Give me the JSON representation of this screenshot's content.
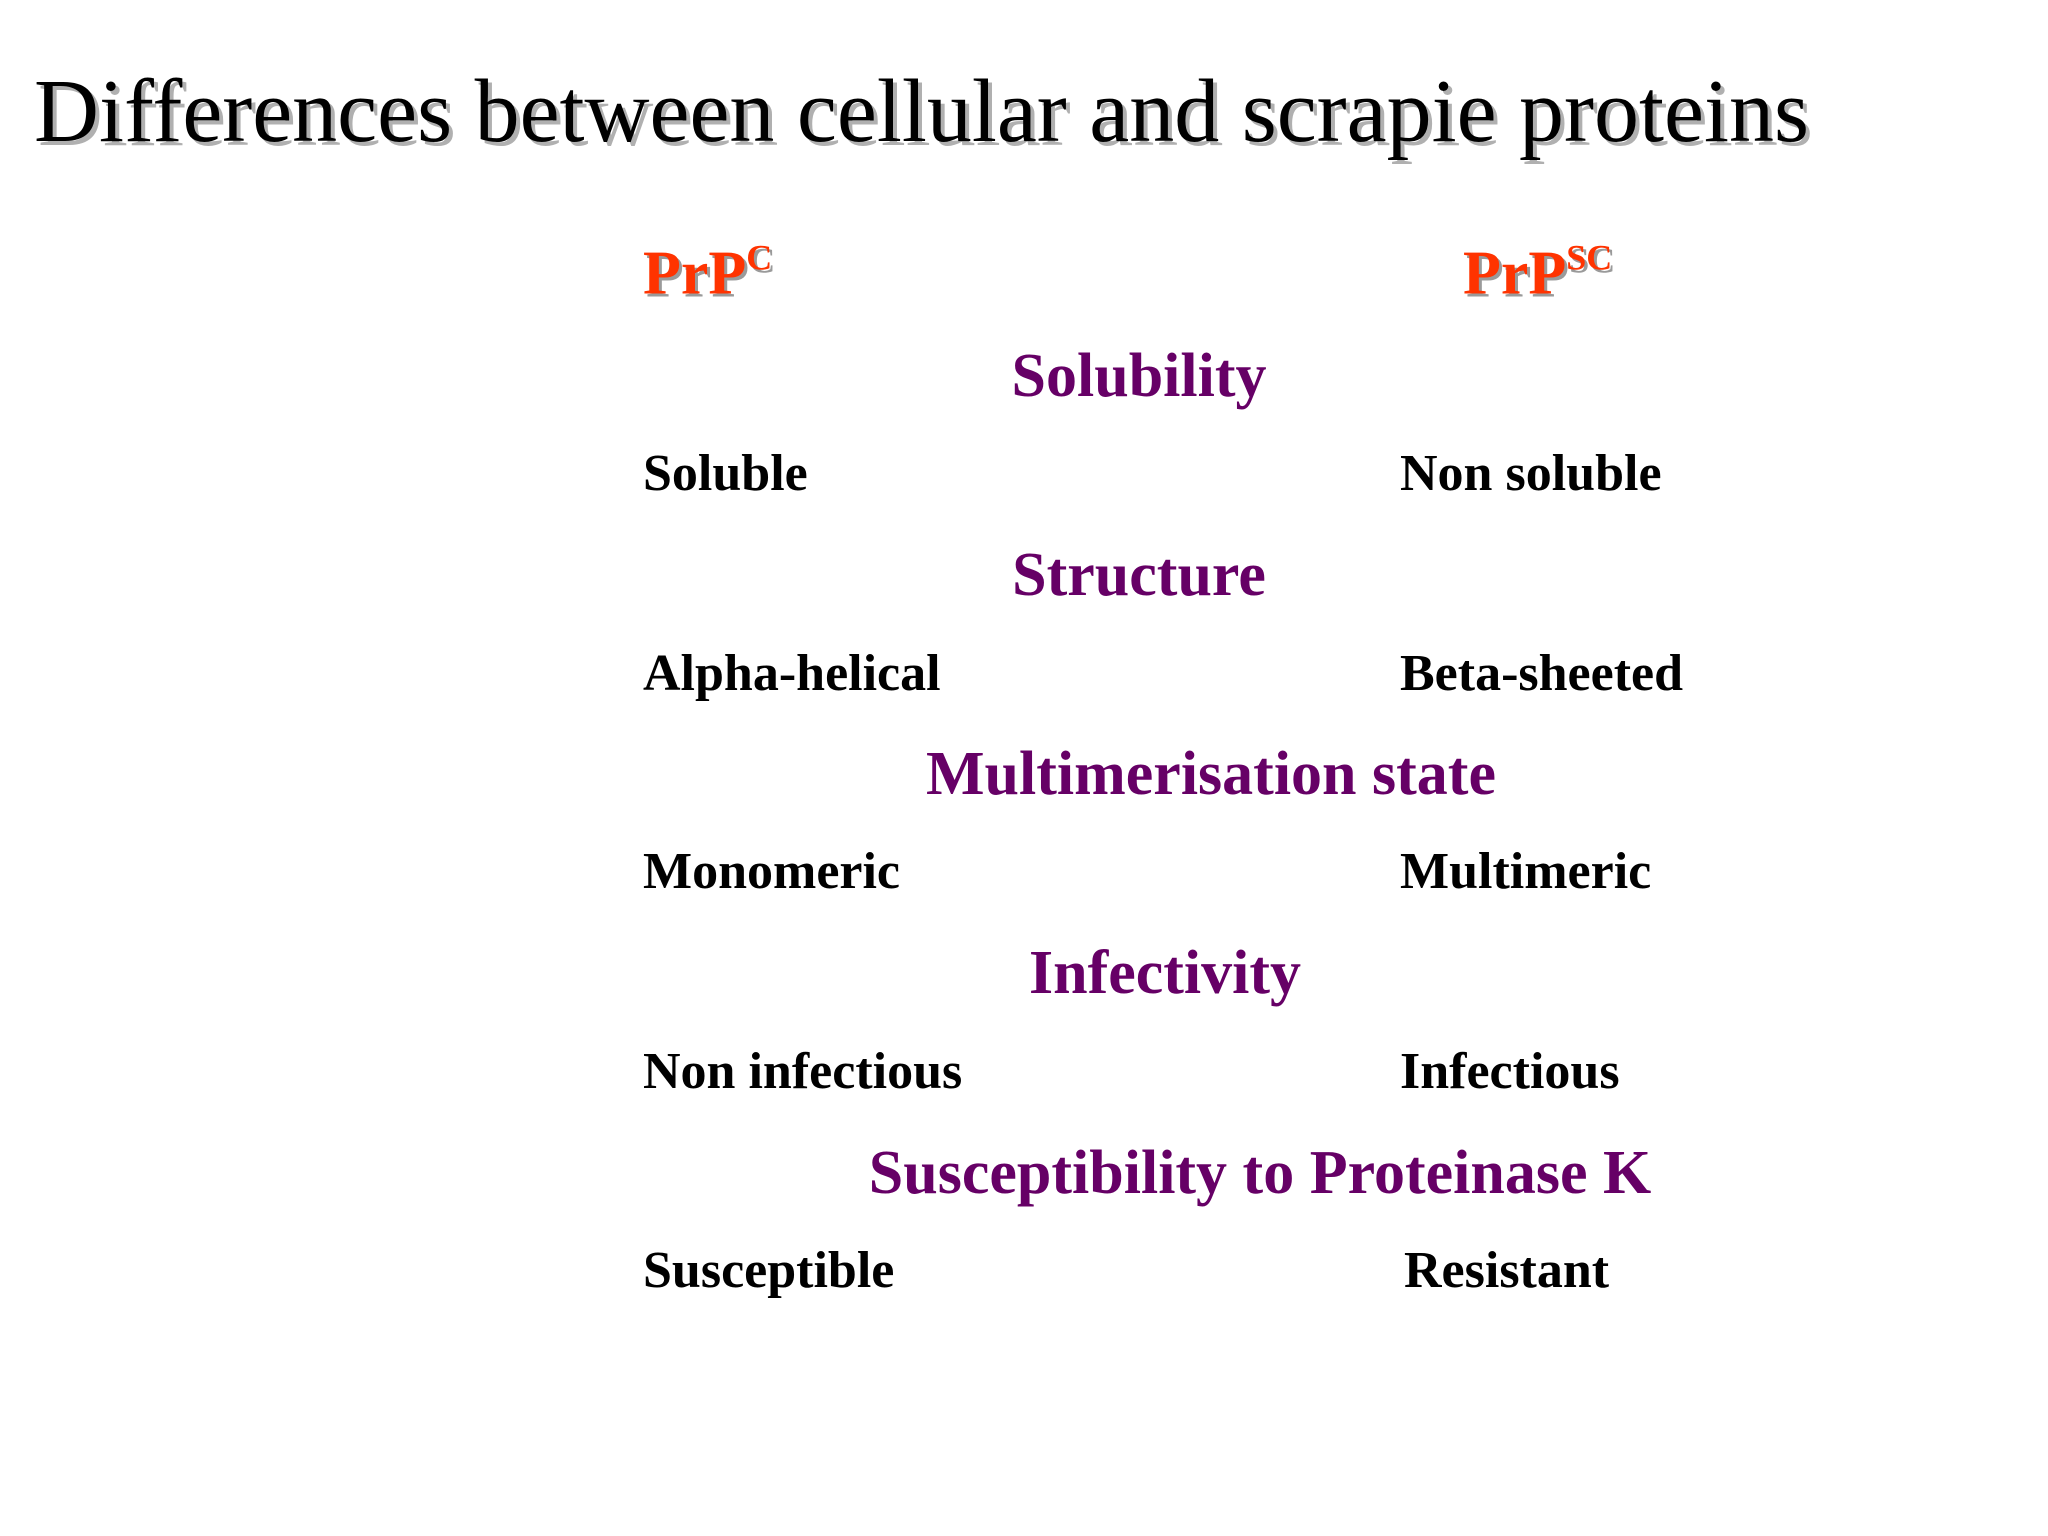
{
  "title": "Differences between cellular and scrapie proteins",
  "columns": [
    {
      "base": "PrP",
      "sup": "C"
    },
    {
      "base": "PrP",
      "sup": "SC"
    }
  ],
  "sections": [
    {
      "heading": "Solubility",
      "left": "Soluble",
      "right": "Non soluble"
    },
    {
      "heading": "Structure",
      "left": "Alpha-helical",
      "right": "Beta-sheeted"
    },
    {
      "heading": "Multimerisation state",
      "left": "Monomeric",
      "right": "Multimeric"
    },
    {
      "heading": "Infectivity",
      "left": "Non infectious",
      "right": "Infectious"
    },
    {
      "heading": "Susceptibility to Proteinase K",
      "left": "Susceptible",
      "right": "Resistant"
    }
  ]
}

▸ **Exercise brief**:
Please write out all the entries above exactly, but leave out the pictures.

▸ **Answer for the task**:
Give me the JSON representation of this screenshot's content.
{
  "title": "Differences between cellular and scrapie proteins",
  "columns": [
    {
      "base": "PrP",
      "sup": "C"
    },
    {
      "base": "PrP",
      "sup": "SC"
    }
  ],
  "sections": [
    {
      "heading": "Solubility",
      "left": "Soluble",
      "right": "Non soluble"
    },
    {
      "heading": "Structure",
      "left": "Alpha-helical",
      "right": "Beta-sheeted"
    },
    {
      "heading": "Multimerisation state",
      "left": "Monomeric",
      "right": "Multimeric"
    },
    {
      "heading": "Infectivity",
      "left": "Non infectious",
      "right": "Infectious"
    },
    {
      "heading": "Susceptibility to Proteinase K",
      "left": "Susceptible",
      "right": "Resistant"
    }
  ]
}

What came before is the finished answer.